RECORDS SUPPLIED:
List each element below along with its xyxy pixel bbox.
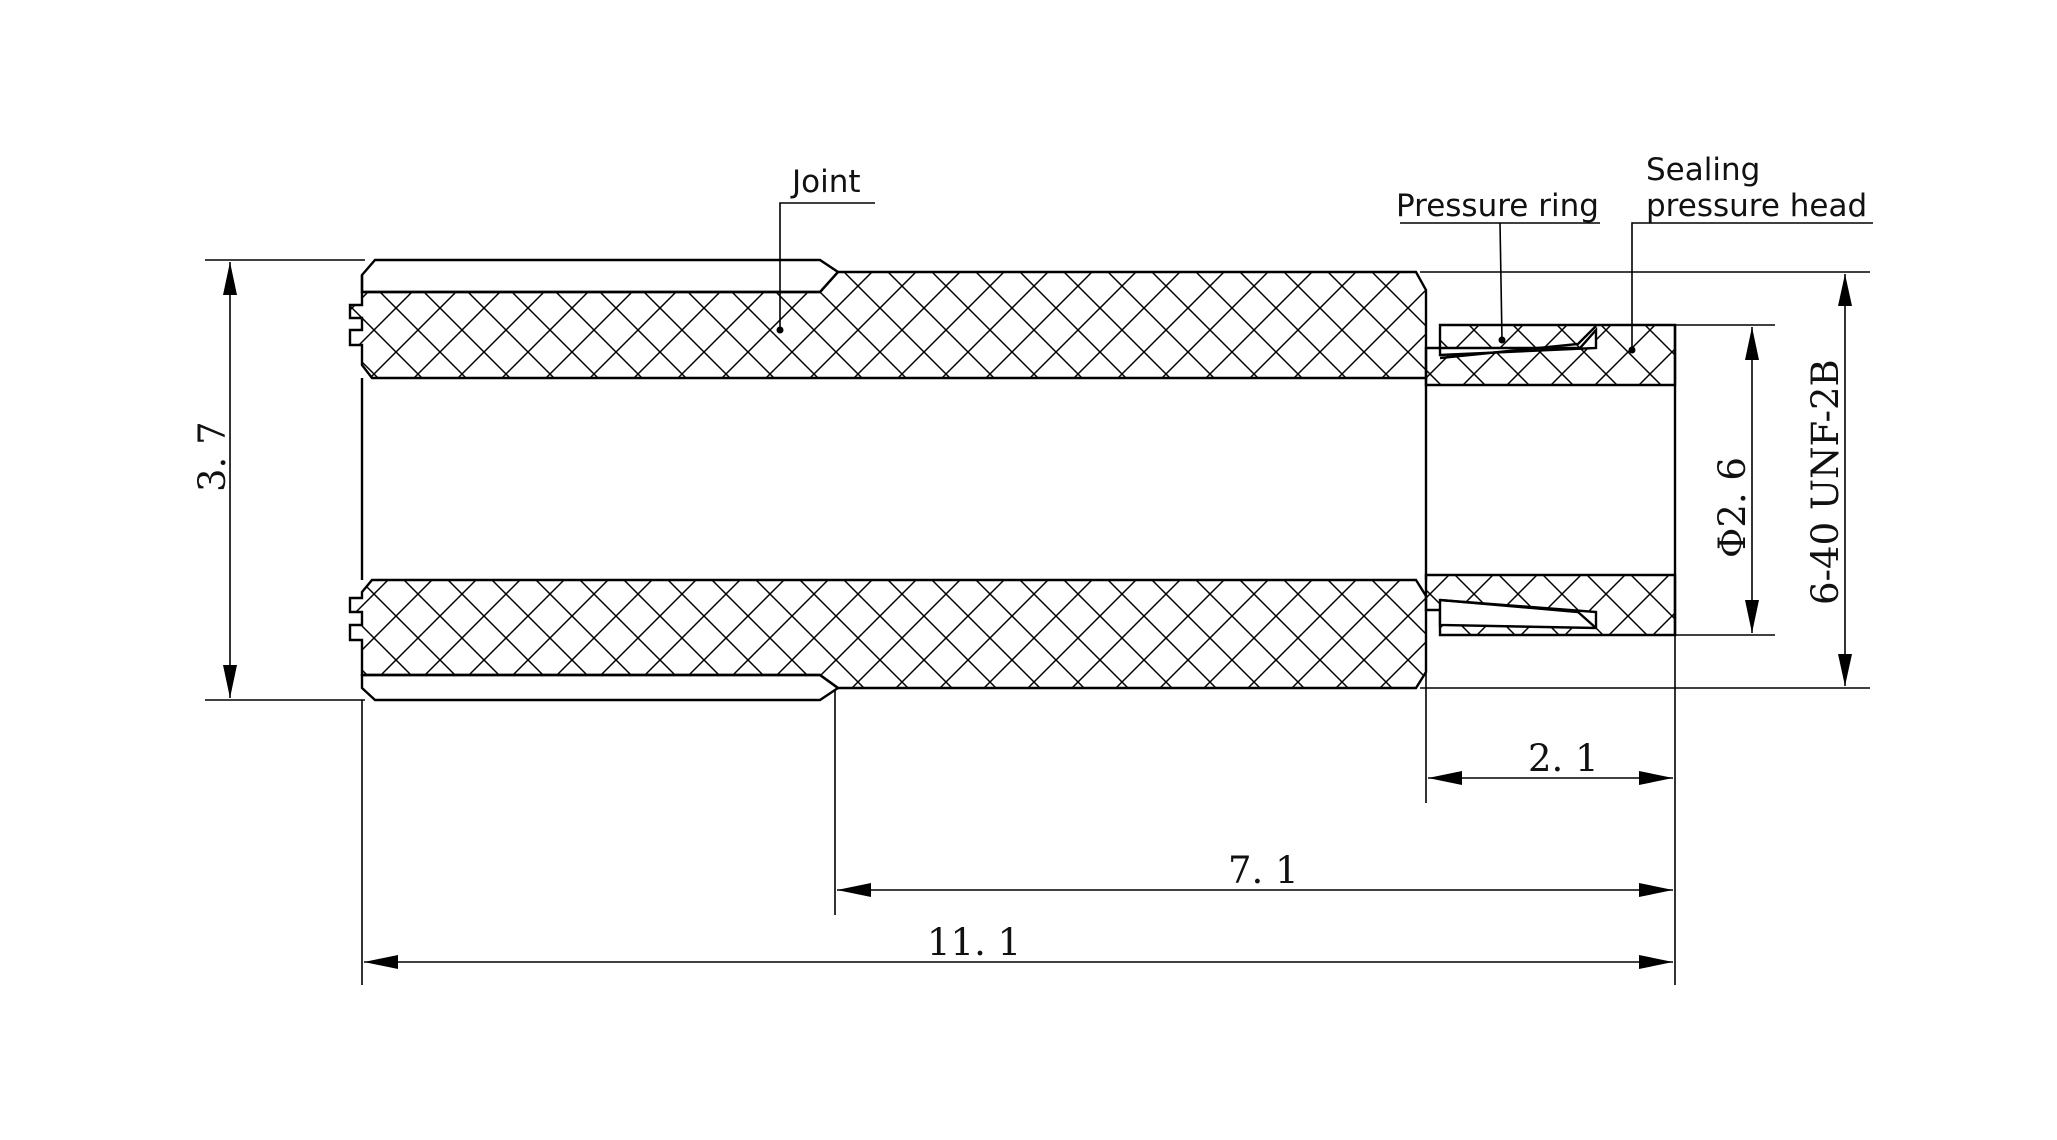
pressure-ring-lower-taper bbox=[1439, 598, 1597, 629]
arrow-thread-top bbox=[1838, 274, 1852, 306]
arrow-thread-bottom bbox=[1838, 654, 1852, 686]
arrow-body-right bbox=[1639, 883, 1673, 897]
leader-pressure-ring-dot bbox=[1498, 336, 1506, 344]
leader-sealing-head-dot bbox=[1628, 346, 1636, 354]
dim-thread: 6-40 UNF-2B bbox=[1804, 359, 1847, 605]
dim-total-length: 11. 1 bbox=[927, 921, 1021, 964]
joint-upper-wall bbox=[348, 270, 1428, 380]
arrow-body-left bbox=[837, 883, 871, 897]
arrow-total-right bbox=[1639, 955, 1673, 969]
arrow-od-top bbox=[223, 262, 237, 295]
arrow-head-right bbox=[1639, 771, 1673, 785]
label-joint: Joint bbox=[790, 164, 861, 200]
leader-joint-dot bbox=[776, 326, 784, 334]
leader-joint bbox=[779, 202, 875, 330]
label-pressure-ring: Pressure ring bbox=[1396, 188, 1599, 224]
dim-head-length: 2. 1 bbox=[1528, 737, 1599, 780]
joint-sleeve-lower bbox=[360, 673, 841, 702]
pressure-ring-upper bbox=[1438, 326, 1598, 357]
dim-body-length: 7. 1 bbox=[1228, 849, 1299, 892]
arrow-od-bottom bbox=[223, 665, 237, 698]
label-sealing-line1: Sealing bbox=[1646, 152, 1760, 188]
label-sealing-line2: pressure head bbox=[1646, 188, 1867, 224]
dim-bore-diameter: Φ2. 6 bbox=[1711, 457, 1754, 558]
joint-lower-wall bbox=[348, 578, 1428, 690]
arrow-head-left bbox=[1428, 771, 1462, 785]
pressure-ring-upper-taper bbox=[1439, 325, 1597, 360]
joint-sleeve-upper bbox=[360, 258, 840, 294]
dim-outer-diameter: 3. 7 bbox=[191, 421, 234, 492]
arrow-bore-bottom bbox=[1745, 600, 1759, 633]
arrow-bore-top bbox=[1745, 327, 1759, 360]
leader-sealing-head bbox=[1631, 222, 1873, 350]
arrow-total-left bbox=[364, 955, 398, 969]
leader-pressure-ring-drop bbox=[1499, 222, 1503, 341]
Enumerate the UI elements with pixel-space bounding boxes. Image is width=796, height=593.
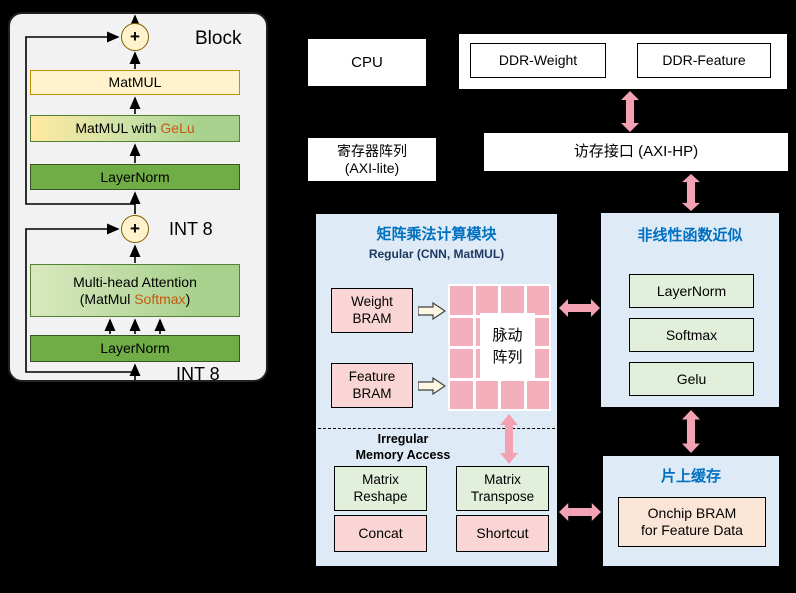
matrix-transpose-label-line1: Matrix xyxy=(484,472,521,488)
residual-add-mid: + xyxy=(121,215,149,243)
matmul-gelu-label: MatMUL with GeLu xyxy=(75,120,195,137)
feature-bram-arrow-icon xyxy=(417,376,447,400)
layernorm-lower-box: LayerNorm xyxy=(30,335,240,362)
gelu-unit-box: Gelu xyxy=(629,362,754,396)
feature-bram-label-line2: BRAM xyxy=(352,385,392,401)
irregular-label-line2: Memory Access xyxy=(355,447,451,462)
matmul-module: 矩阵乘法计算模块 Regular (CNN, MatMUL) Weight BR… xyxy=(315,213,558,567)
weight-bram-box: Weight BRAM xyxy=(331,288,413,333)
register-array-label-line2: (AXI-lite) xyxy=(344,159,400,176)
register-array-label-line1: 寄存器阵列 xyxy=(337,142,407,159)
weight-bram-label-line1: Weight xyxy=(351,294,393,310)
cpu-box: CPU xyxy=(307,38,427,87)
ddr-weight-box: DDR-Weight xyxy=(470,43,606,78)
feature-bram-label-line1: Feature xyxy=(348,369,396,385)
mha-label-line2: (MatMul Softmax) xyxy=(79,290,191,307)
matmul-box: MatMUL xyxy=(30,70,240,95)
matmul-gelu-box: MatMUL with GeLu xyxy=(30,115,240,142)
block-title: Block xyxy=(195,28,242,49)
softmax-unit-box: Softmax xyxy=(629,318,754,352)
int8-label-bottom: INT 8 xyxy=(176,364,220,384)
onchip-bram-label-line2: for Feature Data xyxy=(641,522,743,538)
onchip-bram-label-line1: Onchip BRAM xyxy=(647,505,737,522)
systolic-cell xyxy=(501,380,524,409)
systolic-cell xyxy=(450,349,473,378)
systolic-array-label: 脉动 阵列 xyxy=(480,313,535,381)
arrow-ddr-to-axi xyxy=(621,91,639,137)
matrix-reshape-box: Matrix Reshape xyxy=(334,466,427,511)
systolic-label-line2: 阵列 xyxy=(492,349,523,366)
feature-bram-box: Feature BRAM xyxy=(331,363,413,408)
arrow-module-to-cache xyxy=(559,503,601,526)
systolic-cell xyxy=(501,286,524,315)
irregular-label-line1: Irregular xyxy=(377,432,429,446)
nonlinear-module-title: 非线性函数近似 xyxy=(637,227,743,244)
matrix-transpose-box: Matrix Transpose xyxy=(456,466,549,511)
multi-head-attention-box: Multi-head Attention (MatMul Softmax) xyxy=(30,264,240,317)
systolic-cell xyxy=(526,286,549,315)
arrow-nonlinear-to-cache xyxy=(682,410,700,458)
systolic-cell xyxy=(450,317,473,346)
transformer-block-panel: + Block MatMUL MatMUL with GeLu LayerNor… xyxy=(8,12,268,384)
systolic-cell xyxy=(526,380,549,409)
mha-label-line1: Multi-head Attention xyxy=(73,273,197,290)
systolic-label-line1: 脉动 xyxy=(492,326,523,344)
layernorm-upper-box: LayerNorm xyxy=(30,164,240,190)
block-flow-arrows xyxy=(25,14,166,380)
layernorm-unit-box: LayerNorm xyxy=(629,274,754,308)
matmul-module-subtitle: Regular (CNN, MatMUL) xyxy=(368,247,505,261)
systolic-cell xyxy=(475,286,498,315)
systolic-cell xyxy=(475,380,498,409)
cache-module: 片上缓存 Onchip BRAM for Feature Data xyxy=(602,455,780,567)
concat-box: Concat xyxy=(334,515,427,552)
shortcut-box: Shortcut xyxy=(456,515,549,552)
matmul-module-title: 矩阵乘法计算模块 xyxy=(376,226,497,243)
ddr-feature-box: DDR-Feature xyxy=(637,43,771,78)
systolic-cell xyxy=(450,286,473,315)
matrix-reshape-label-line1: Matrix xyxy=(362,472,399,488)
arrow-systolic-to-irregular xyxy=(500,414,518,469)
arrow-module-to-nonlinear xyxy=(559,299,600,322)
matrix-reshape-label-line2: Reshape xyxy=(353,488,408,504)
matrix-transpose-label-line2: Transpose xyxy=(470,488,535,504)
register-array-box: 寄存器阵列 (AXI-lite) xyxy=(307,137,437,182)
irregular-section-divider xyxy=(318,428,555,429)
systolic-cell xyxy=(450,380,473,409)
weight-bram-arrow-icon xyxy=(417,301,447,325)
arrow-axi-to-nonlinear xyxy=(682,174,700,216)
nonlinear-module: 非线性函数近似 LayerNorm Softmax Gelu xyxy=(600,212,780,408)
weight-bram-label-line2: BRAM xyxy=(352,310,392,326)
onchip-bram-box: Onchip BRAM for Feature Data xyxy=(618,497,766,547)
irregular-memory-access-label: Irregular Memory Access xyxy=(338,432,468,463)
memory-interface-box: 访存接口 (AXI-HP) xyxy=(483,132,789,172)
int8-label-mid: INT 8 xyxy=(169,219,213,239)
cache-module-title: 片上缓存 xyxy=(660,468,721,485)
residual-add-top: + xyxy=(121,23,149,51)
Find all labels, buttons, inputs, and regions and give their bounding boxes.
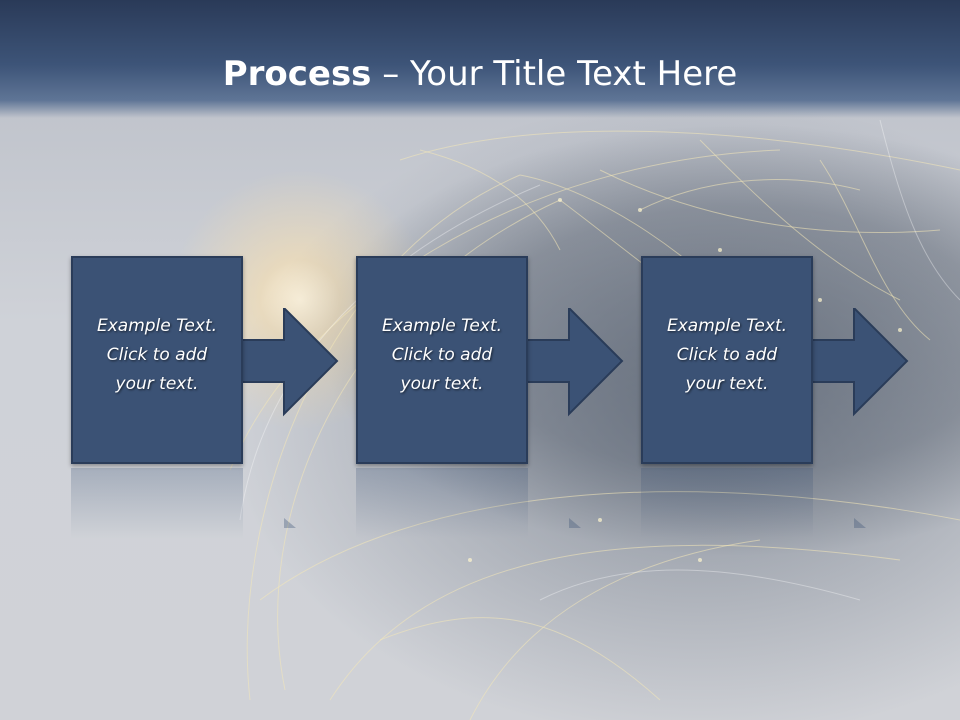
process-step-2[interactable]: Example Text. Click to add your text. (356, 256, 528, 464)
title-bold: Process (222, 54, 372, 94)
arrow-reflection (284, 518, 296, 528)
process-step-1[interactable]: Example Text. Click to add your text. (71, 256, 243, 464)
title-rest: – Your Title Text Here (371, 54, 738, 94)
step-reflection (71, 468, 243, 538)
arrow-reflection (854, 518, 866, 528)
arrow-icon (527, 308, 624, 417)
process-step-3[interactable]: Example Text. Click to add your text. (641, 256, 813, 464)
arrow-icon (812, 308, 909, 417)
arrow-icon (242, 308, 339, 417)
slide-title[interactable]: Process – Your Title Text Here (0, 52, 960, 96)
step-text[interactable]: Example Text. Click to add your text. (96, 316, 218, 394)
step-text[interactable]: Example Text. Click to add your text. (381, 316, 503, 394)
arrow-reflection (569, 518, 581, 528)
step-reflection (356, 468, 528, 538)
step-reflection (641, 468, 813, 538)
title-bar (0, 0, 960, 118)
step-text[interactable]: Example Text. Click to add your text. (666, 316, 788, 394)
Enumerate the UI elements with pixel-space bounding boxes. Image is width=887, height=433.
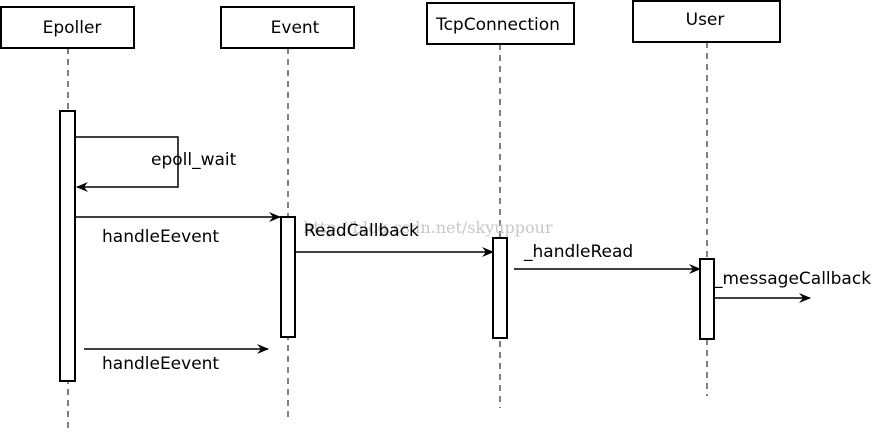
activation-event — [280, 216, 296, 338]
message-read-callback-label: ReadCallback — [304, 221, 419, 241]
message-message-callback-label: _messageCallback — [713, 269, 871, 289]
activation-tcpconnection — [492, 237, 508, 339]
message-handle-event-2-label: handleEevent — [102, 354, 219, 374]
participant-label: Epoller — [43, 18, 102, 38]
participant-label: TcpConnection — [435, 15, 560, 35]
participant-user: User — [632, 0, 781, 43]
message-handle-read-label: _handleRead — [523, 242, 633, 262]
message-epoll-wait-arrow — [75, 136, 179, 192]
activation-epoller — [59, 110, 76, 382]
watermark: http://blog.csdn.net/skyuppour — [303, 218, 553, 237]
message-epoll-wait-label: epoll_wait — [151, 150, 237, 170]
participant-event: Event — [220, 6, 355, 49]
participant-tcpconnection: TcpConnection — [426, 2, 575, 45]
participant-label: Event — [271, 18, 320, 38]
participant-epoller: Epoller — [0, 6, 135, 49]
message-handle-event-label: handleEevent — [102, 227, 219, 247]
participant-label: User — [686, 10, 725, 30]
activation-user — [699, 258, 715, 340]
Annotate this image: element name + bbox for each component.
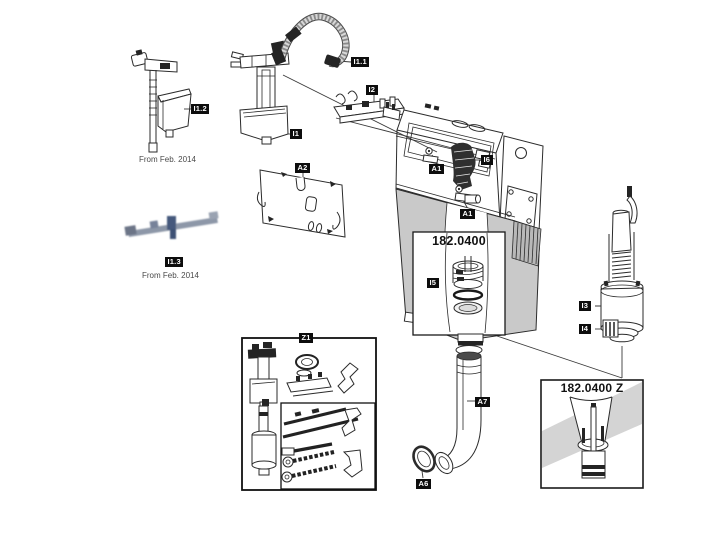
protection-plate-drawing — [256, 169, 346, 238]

PROBLEM REQUIREMENTS: Extract every line of the listing above that contains the string "lite", and reproduce each one verbatim.

TASK SOLUTION:
register-array-label-line2: (AXI-lite) xyxy=(344,159,400,176)
register-array-box: 寄存器阵列 (AXI-lite) xyxy=(307,137,437,182)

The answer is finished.